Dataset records
________________
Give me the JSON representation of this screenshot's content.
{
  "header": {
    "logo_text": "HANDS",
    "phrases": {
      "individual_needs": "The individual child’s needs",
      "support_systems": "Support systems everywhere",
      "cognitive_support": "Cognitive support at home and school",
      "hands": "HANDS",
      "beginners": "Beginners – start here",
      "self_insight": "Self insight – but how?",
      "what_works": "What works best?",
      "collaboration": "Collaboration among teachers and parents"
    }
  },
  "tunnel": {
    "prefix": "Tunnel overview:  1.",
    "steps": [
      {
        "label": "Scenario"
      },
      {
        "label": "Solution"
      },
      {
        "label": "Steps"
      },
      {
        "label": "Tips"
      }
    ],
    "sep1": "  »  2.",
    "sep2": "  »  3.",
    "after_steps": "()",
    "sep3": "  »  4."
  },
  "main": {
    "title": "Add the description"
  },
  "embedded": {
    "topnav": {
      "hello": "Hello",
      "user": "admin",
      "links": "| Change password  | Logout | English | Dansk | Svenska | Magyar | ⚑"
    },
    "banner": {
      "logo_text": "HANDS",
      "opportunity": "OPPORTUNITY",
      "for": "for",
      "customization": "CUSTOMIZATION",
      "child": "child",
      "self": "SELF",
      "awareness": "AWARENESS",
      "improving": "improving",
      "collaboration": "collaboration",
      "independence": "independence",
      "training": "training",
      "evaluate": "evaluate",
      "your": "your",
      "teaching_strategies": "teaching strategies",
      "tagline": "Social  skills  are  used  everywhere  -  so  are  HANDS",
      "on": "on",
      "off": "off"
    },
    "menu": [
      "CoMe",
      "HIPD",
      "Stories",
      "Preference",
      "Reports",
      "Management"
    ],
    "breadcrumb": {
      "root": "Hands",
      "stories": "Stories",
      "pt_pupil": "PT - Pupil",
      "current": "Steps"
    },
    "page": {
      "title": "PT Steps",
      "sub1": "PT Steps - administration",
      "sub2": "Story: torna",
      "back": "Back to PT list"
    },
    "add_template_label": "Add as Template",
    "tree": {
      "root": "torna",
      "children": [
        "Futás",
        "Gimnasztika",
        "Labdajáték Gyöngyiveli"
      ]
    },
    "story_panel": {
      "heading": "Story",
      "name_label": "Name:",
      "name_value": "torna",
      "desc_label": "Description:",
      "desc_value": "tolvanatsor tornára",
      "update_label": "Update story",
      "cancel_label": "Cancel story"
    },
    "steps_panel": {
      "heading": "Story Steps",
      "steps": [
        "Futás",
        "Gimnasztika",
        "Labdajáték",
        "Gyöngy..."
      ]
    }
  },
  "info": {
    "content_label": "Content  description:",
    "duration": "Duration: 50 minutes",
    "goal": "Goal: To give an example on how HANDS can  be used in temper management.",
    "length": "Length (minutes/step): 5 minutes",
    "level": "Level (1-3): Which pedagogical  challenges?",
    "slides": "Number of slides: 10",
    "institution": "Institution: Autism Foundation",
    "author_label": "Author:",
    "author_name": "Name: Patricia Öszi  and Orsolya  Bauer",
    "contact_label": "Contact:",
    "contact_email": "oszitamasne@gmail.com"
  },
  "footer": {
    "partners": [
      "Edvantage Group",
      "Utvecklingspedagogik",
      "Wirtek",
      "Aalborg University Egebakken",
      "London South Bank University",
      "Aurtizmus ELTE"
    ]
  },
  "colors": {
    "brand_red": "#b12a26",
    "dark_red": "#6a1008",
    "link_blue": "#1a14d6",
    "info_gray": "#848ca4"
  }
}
________________
Repeat each record exactly. Omit nothing.

The result:
Give me the JSON representation of this screenshot's content.
{
  "header": {
    "logo_text": "HANDS",
    "phrases": {
      "individual_needs": "The individual child’s needs",
      "support_systems": "Support systems everywhere",
      "cognitive_support": "Cognitive support at home and school",
      "hands": "HANDS",
      "beginners": "Beginners – start here",
      "self_insight": "Self insight – but how?",
      "what_works": "What works best?",
      "collaboration": "Collaboration among teachers and parents"
    }
  },
  "tunnel": {
    "prefix": "Tunnel overview:  1.",
    "steps": [
      {
        "label": "Scenario"
      },
      {
        "label": "Solution"
      },
      {
        "label": "Steps"
      },
      {
        "label": "Tips"
      }
    ],
    "sep1": "  »  2.",
    "sep2": "  »  3.",
    "after_steps": "()",
    "sep3": "  »  4."
  },
  "main": {
    "title": "Add the description"
  },
  "embedded": {
    "topnav": {
      "hello": "Hello",
      "user": "admin",
      "links": "| Change password  | Logout | English | Dansk | Svenska | Magyar | ⚑"
    },
    "banner": {
      "logo_text": "HANDS",
      "opportunity": "OPPORTUNITY",
      "for": "for",
      "customization": "CUSTOMIZATION",
      "child": "child",
      "self": "SELF",
      "awareness": "AWARENESS",
      "improving": "improving",
      "collaboration": "collaboration",
      "independence": "independence",
      "training": "training",
      "evaluate": "evaluate",
      "your": "your",
      "teaching_strategies": "teaching strategies",
      "tagline": "Social  skills  are  used  everywhere  -  so  are  HANDS",
      "on": "on",
      "off": "off"
    },
    "menu": [
      "CoMe",
      "HIPD",
      "Stories",
      "Preference",
      "Reports",
      "Management"
    ],
    "breadcrumb": {
      "root": "Hands",
      "stories": "Stories",
      "pt_pupil": "PT - Pupil",
      "current": "Steps"
    },
    "page": {
      "title": "PT Steps",
      "sub1": "PT Steps - administration",
      "sub2": "Story: torna",
      "back": "Back to PT list"
    },
    "add_template_label": "Add as Template",
    "tree": {
      "root": "torna",
      "children": [
        "Futás",
        "Gimnasztika",
        "Labdajáték Gyöngyiveli"
      ]
    },
    "story_panel": {
      "heading": "Story",
      "name_label": "Name:",
      "name_value": "torna",
      "desc_label": "Description:",
      "desc_value": "tolvanatsor tornára",
      "update_label": "Update story",
      "cancel_label": "Cancel story"
    },
    "steps_panel": {
      "heading": "Story Steps",
      "steps": [
        "Futás",
        "Gimnasztika",
        "Labdajáték",
        "Gyöngy..."
      ]
    }
  },
  "info": {
    "content_label": "Content  description:",
    "duration": "Duration: 50 minutes",
    "goal": "Goal: To give an example on how HANDS can  be used in temper management.",
    "length": "Length (minutes/step): 5 minutes",
    "level": "Level (1-3): Which pedagogical  challenges?",
    "slides": "Number of slides: 10",
    "institution": "Institution: Autism Foundation",
    "author_label": "Author:",
    "author_name": "Name: Patricia Öszi  and Orsolya  Bauer",
    "contact_label": "Contact:",
    "contact_email": "oszitamasne@gmail.com"
  },
  "footer": {
    "partners": [
      "Edvantage Group",
      "Utvecklingspedagogik",
      "Wirtek",
      "Aalborg University Egebakken",
      "London South Bank University",
      "Aurtizmus ELTE"
    ]
  },
  "colors": {
    "brand_red": "#b12a26",
    "dark_red": "#6a1008",
    "link_blue": "#1a14d6",
    "info_gray": "#848ca4"
  }
}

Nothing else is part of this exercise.